• [Supplied data]
= = = = =
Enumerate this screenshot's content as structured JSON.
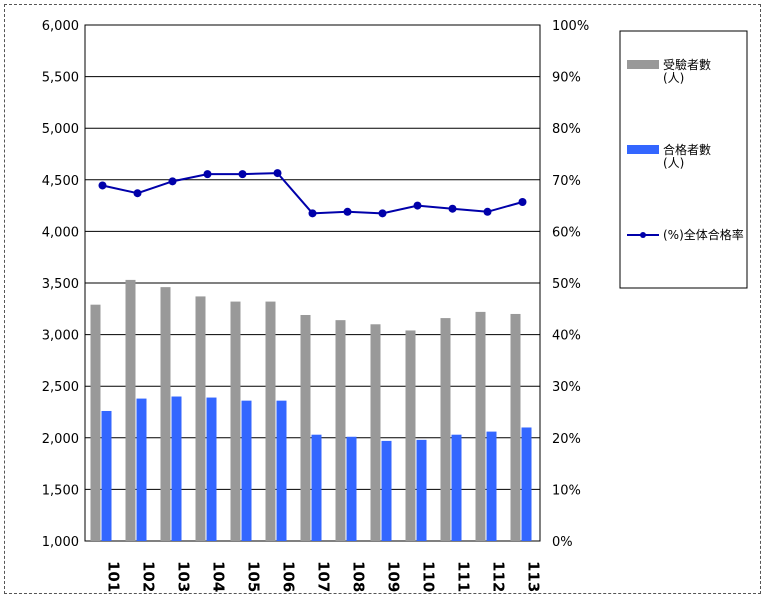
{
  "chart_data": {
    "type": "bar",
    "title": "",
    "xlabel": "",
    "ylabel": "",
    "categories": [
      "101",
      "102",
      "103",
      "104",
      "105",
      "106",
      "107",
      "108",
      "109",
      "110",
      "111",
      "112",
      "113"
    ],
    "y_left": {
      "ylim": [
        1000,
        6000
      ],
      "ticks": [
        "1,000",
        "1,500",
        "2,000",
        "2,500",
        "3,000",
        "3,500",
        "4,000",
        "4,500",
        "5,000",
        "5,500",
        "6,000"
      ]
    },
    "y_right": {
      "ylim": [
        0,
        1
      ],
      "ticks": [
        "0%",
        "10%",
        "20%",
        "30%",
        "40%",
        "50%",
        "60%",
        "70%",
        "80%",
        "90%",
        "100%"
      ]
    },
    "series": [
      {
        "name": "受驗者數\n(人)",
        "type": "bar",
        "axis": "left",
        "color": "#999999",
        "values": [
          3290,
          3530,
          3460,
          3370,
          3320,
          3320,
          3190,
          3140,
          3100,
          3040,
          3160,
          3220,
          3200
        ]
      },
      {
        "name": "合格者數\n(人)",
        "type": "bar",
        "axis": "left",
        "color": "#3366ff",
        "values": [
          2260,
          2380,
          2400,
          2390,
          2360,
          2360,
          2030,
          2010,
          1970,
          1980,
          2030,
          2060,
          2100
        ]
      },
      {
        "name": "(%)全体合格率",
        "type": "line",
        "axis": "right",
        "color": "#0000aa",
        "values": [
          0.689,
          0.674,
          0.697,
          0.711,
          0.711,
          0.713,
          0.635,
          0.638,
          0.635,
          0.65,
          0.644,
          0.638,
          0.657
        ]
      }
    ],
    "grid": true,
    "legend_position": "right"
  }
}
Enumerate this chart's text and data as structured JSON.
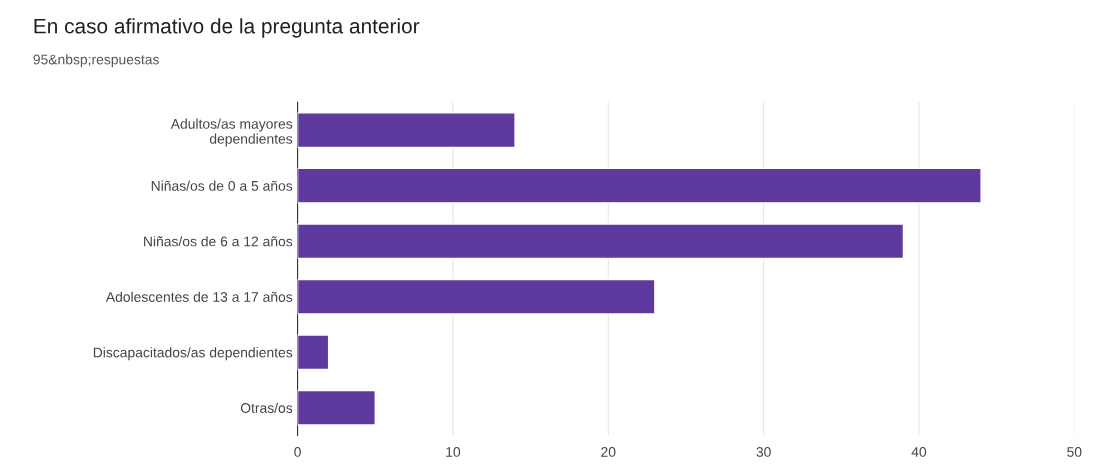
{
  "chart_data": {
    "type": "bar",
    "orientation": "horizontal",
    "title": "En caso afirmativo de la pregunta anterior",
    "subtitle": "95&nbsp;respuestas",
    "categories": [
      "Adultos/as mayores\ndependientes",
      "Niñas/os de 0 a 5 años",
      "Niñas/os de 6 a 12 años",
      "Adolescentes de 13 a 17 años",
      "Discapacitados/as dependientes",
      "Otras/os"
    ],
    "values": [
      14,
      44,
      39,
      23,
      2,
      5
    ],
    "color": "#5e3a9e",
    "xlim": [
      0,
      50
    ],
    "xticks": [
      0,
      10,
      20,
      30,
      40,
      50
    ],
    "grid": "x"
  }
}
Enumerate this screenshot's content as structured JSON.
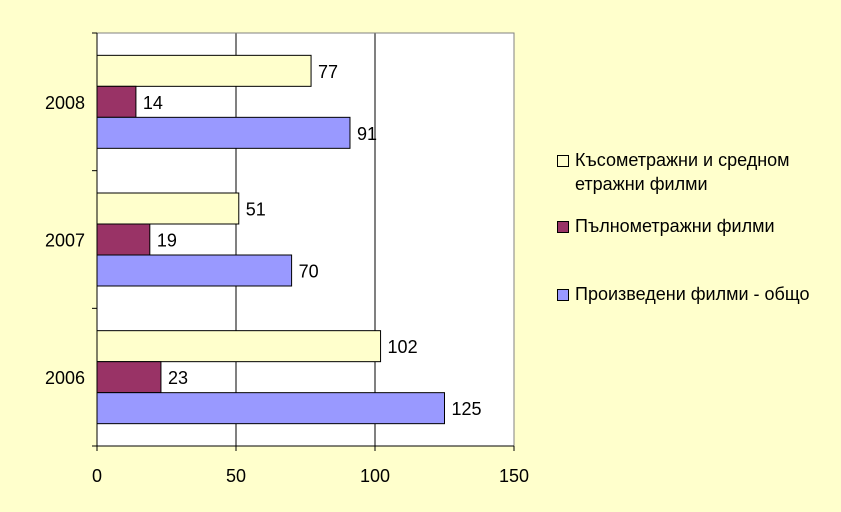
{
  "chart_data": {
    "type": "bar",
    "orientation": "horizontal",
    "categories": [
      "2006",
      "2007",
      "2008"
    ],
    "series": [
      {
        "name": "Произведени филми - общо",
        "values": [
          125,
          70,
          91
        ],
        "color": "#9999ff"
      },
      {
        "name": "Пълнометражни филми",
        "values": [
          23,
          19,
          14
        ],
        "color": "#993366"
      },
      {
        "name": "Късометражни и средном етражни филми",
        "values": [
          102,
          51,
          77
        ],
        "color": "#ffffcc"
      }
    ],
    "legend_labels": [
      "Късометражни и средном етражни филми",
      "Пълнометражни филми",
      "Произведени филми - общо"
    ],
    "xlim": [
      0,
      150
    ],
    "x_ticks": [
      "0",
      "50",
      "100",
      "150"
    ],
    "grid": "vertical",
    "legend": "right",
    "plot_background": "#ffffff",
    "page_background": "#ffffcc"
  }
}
= = = = =
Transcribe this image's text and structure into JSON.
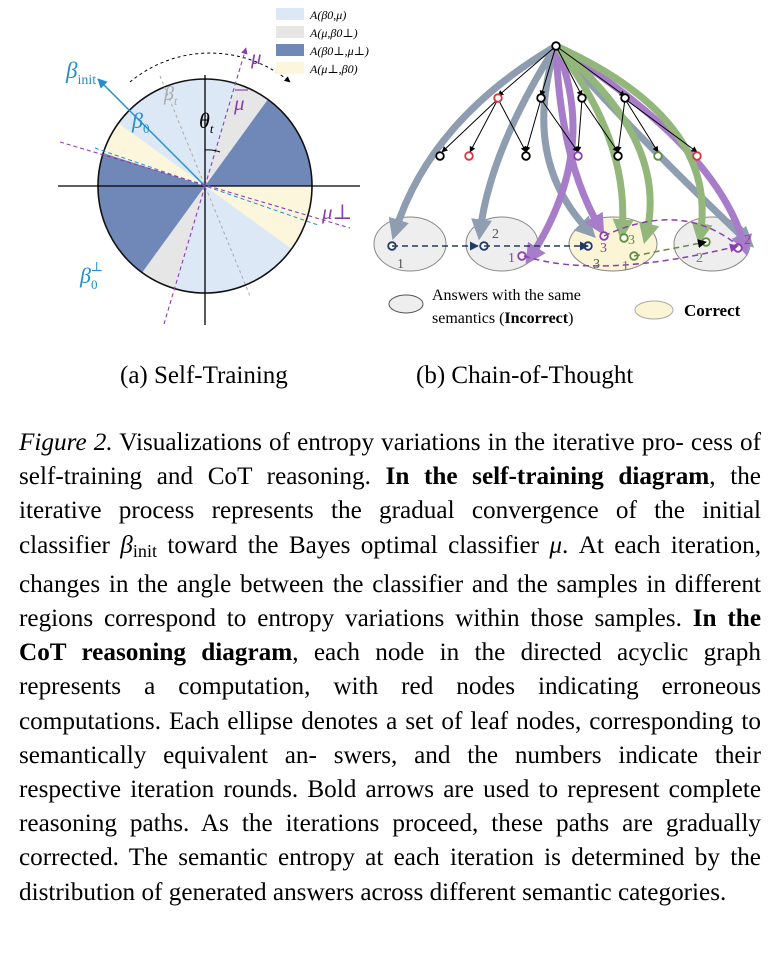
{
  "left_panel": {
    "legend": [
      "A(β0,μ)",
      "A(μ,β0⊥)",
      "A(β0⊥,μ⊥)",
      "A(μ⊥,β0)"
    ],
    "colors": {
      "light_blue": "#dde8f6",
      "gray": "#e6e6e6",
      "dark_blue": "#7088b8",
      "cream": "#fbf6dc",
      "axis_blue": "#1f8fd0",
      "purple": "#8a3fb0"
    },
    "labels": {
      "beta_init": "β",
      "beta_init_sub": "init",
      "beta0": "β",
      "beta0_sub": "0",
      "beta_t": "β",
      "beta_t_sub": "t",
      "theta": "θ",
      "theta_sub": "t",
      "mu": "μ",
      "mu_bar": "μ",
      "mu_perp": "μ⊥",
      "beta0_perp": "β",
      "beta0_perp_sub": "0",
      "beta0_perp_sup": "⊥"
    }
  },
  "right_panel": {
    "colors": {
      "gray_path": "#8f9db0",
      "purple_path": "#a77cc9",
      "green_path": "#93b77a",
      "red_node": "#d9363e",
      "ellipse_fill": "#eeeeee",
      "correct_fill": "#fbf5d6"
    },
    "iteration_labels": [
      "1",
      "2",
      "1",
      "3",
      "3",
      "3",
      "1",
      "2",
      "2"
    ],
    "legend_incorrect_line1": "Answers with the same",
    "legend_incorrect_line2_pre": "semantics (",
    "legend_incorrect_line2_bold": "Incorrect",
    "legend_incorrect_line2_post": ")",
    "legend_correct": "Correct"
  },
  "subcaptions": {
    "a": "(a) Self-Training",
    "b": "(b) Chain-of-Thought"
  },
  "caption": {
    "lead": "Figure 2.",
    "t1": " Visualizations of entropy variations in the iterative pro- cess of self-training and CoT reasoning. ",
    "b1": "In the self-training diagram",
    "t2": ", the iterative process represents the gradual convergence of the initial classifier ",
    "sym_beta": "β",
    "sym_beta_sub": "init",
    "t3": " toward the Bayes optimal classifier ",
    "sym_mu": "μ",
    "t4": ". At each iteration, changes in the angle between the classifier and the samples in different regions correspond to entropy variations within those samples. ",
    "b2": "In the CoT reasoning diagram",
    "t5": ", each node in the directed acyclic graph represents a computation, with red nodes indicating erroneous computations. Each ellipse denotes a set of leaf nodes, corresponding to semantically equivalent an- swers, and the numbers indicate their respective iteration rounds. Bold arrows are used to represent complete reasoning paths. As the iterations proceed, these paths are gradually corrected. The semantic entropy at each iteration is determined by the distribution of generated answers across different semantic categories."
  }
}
= = = = =
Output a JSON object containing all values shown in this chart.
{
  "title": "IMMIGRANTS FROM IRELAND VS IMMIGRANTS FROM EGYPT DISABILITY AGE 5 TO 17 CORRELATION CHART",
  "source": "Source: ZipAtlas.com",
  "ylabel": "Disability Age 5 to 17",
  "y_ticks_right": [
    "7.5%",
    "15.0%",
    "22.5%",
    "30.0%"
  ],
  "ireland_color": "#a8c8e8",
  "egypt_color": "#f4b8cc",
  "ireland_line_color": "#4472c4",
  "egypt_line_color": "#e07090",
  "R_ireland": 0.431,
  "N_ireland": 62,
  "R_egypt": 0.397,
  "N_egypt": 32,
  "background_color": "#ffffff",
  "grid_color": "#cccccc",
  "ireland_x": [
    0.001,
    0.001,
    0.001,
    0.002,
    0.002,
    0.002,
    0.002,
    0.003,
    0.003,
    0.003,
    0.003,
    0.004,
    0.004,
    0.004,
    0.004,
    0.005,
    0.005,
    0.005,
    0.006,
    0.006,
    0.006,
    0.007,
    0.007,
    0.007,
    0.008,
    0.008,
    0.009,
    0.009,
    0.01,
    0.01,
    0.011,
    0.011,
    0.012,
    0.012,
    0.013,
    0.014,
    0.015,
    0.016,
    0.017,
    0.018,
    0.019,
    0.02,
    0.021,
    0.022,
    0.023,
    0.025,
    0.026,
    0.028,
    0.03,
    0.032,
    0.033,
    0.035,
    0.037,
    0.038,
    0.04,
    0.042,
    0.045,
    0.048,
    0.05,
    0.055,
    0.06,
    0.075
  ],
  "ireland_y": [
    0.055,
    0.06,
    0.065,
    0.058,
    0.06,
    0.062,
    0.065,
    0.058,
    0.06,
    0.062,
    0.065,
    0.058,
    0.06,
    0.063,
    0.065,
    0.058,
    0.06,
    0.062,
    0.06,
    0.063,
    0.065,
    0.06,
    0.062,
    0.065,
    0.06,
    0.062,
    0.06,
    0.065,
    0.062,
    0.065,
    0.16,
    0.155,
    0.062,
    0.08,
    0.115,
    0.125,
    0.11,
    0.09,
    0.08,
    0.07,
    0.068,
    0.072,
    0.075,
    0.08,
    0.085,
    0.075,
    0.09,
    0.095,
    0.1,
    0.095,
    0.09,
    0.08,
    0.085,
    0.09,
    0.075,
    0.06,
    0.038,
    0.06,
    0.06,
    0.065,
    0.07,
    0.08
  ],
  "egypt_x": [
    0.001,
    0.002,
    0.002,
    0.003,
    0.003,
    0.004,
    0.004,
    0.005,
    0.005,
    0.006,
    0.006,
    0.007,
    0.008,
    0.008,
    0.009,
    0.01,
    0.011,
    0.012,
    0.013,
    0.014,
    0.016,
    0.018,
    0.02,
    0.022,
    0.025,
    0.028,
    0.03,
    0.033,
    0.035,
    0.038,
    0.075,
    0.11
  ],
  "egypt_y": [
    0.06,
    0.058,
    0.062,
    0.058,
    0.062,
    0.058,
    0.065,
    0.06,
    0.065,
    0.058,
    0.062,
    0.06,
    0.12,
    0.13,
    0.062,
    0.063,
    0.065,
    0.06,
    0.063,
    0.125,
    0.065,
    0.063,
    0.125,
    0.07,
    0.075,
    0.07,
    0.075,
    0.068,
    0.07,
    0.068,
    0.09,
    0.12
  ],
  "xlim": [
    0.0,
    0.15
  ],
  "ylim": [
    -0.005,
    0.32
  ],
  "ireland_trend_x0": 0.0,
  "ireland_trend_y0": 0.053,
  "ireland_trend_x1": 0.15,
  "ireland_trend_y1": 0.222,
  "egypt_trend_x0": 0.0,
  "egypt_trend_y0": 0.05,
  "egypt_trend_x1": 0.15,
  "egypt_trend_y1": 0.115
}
= = = = =
• [Task brief]
Extract each line holding the word "ffffff" from the records.

• [Answer to this exercise]
    "plot_background": "#ffffff",
  "background_color": "#ffffff",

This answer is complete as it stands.